Start Supplied material

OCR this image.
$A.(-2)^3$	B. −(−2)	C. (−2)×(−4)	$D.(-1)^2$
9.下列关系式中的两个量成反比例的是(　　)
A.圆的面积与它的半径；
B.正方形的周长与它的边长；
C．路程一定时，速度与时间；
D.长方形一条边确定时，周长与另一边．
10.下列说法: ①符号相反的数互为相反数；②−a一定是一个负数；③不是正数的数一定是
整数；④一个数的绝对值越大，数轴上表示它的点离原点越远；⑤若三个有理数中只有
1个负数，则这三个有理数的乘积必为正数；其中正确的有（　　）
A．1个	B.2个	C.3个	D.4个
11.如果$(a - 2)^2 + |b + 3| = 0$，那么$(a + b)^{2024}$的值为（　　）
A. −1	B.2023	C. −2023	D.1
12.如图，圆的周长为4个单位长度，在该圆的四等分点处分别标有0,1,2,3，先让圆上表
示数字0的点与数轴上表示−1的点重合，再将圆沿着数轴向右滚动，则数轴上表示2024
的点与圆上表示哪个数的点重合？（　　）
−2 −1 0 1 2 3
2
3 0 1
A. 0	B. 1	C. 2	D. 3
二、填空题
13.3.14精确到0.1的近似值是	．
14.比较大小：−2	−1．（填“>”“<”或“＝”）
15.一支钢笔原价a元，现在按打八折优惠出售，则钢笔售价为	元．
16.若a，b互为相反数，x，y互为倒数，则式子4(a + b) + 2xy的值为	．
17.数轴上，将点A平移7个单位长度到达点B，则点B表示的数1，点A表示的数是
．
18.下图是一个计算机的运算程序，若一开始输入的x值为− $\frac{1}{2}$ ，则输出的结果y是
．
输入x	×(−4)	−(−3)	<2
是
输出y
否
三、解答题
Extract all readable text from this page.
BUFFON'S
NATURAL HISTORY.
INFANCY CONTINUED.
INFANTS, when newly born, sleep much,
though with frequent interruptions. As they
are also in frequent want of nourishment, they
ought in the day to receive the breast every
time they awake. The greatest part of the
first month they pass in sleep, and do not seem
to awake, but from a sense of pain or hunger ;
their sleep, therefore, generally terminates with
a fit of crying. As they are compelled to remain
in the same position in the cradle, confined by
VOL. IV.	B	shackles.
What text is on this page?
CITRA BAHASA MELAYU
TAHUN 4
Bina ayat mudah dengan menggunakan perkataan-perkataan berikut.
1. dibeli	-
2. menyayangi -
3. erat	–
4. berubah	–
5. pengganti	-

End Supplied material

Give back the lines above exactly, from the one with "What text is on this page?" through the last line.

- **The completed task**
What text is on this page?
CITRA BAHASA MELAYU
TAHUN 4
Bina ayat mudah dengan menggunakan perkataan-perkataan berikut.
1. dibeli	-
2. menyayangi -
3. erat	–
4. berubah	–
5. pengganti	-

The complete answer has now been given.